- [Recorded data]
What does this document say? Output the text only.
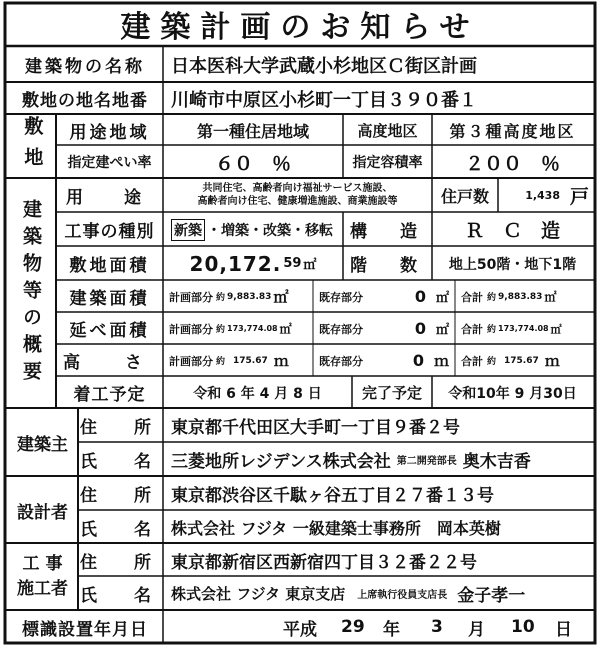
建築計画のお知らせ
建築物の名称	日本医科大学武蔵小杉地区Ｃ街区計画
敷地の地名地番	川崎市中原区小杉町一丁目３９０番１
敷地	用途地域	第一種住居地域	高度地区	第３種高度地区
指定建ぺい率	６０　％	指定容積率	２００　％
建築物等の概要
用　途	共同住宅、高齢者向け福祉サービス施設、
高齢者向け住宅、健康増進施設、商業施設等	住戸数	1,438 戸
工事の種別	新築 ・増築・改築・移転	構　造	Ｒ　Ｃ　造
敷地面積	20,172. 59 ㎡	階　数	地上50階・地下1階
建築面積	計画部分 約 9,883.83 ㎡	既存部分	0 ㎡ 合計 約 9,883.83 ㎡
延べ面積	計画部分 約 173,774.08 ㎡ 既存部分	0 ㎡ 合計 約 173,774.08 ㎡
高　さ	計画部分 約 175.67 ｍ	既存部分	0 ｍ 合計 約 175.67 ｍ
着工予定	令和 6 年 4 月 8 日	完了予定	令和10年 9 月30日
建築主
住　所 東京都千代田区大手町一丁目９番２号
氏　名 三菱地所レジデンス株式会社 第二開発部長 奥木吉香
設計者
住　所 東京都渋谷区千駄ヶ谷五丁目２７番１３号
氏　名 株式会社 フジタ 一級建築士事務所　岡本英樹
工 事 施工者
住　所 東京都新宿区西新宿四丁目３２番２２号
氏　名 株式会社 フジタ 東京支店 上席執行役員支店長 金子孝一
標識設置年月日	平成 29 年 3 月 10 日
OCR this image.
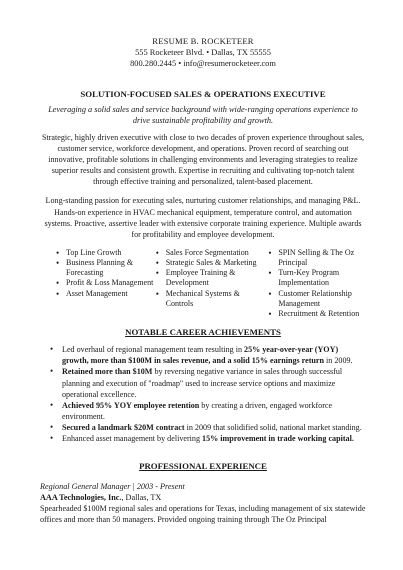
RESUME B. ROCKETEER
555 Rocketeer Blvd. • Dallas, TX 55555
800.280.2445 • info@resumerocketeer.com
SOLUTION-FOCUSED SALES & OPERATIONS EXECUTIVE

Leveraging a solid sales and service background with wide-ranging operations experience to drive sustainable profitability and growth.

Strategic, highly driven executive with close to two decades of proven experience throughout sales, customer service, workforce development, and operations. Proven record of searching out innovative, profitable solutions in challenging environments and leveraging strategies to realize superior results and consistent growth. Expertise in recruiting and cultivating top-notch talent through effective training and personalized, talent-based placement.

Long-standing passion for executing sales, nurturing customer relationships, and managing P&L. Hands-on experience in HVAC mechanical equipment, temperature control, and automation systems. Proactive, assertive leader with extensive corporate training experience. Multiple awards for profitability and employee development.

• Top Line Growth
• Business Planning & Forecasting
• Profit & Loss Management
• Asset Management
• Sales Force Segmentation
• Strategic Sales & Marketing
• Employee Training & Development
• Mechanical Systems & Controls
• SPIN Selling & The Oz Principal
• Turn-Key Program Implementation
• Customer Relationship Management
• Recruitment & Retention
NOTABLE CAREER ACHIEVEMENTS
• Led overhaul of regional management team resulting in 25% year-over-year (YOY) growth, more than $100M in sales revenue, and a solid 15% earnings return in 2009.
• Retained more than $10M by reversing negative variance in sales through successful planning and execution of "roadmap" used to increase service options and maximize operational excellence.
• Achieved 95% YOY employee retention by creating a driven, engaged workforce environment.
• Secured a landmark $20M contract in 2009 that solidified solid, national market standing.
• Enhanced asset management by delivering 15% improvement in trade working capital.
PROFESSIONAL EXPERIENCE
Regional General Manager | 2003 - Present
AAA Technologies, Inc., Dallas, TX

Spearheaded $100M regional sales and operations for Texas, including management of six statewide offices and more than 50 managers. Provided ongoing training through The Oz Principal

- [YOUR INSTRUCTIONS]
Find how many lines of the material carry the string "solid". Only the number should be in the answer.

- [TASK SOLUTION]
3